■ BRIEF ■
Type out every line below exactly as it reads.

--- begin RECORD EXTRACTS ---

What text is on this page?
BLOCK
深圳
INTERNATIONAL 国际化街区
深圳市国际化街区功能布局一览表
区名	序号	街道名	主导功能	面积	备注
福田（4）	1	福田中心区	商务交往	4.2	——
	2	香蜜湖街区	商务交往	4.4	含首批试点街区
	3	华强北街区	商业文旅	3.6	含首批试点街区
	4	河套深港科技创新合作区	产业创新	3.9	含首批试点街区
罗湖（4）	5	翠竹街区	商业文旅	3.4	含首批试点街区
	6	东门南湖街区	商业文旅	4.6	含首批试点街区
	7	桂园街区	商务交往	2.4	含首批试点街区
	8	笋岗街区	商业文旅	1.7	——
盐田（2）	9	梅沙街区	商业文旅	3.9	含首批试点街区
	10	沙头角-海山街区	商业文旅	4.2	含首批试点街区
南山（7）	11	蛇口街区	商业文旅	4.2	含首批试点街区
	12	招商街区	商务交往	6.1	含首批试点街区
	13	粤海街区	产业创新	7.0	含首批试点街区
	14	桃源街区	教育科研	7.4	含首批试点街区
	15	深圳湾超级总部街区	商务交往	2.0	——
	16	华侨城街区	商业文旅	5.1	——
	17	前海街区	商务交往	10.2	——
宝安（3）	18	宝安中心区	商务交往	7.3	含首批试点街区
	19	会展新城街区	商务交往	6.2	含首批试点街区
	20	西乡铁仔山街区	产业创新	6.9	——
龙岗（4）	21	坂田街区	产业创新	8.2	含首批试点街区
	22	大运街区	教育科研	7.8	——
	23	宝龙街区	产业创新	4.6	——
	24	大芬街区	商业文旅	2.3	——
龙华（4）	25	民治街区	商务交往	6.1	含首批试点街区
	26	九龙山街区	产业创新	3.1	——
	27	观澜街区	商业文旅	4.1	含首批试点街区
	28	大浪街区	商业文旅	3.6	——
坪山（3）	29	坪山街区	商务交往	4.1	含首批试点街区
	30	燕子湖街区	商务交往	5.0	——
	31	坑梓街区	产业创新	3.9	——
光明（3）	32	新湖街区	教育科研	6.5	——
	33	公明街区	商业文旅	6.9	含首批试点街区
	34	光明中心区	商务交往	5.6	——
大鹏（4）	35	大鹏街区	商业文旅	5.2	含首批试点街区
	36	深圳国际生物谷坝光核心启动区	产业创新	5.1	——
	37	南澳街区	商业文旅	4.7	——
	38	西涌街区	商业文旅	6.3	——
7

--- end RECORD EXTRACTS ---

■ WORKED ANSWER ■
What text is on this page?
BLOCK
深圳
INTERNATIONAL 国际化街区
深圳市国际化街区功能布局一览表
区名	序号	街道名	主导功能	面积	备注
福田（4）	1	福田中心区	商务交往	4.2	——
	2	香蜜湖街区	商务交往	4.4	含首批试点街区
	3	华强北街区	商业文旅	3.6	含首批试点街区
	4	河套深港科技创新合作区	产业创新	3.9	含首批试点街区
罗湖（4）	5	翠竹街区	商业文旅	3.4	含首批试点街区
	6	东门南湖街区	商业文旅	4.6	含首批试点街区
	7	桂园街区	商务交往	2.4	含首批试点街区
	8	笋岗街区	商业文旅	1.7	——
盐田（2）	9	梅沙街区	商业文旅	3.9	含首批试点街区
	10	沙头角-海山街区	商业文旅	4.2	含首批试点街区
南山（7）	11	蛇口街区	商业文旅	4.2	含首批试点街区
	12	招商街区	商务交往	6.1	含首批试点街区
	13	粤海街区	产业创新	7.0	含首批试点街区
	14	桃源街区	教育科研	7.4	含首批试点街区
	15	深圳湾超级总部街区	商务交往	2.0	——
	16	华侨城街区	商业文旅	5.1	——
	17	前海街区	商务交往	10.2	——
宝安（3）	18	宝安中心区	商务交往	7.3	含首批试点街区
	19	会展新城街区	商务交往	6.2	含首批试点街区
	20	西乡铁仔山街区	产业创新	6.9	——
龙岗（4）	21	坂田街区	产业创新	8.2	含首批试点街区
	22	大运街区	教育科研	7.8	——
	23	宝龙街区	产业创新	4.6	——
	24	大芬街区	商业文旅	2.3	——
龙华（4）	25	民治街区	商务交往	6.1	含首批试点街区
	26	九龙山街区	产业创新	3.1	——
	27	观澜街区	商业文旅	4.1	含首批试点街区
	28	大浪街区	商业文旅	3.6	——
坪山（3）	29	坪山街区	商务交往	4.1	含首批试点街区
	30	燕子湖街区	商务交往	5.0	——
	31	坑梓街区	产业创新	3.9	——
光明（3）	32	新湖街区	教育科研	6.5	——
	33	公明街区	商业文旅	6.9	含首批试点街区
	34	光明中心区	商务交往	5.6	——
大鹏（4）	35	大鹏街区	商业文旅	5.2	含首批试点街区
	36	深圳国际生物谷坝光核心启动区	产业创新	5.1	——
	37	南澳街区	商业文旅	4.7	——
	38	西涌街区	商业文旅	6.3	——
7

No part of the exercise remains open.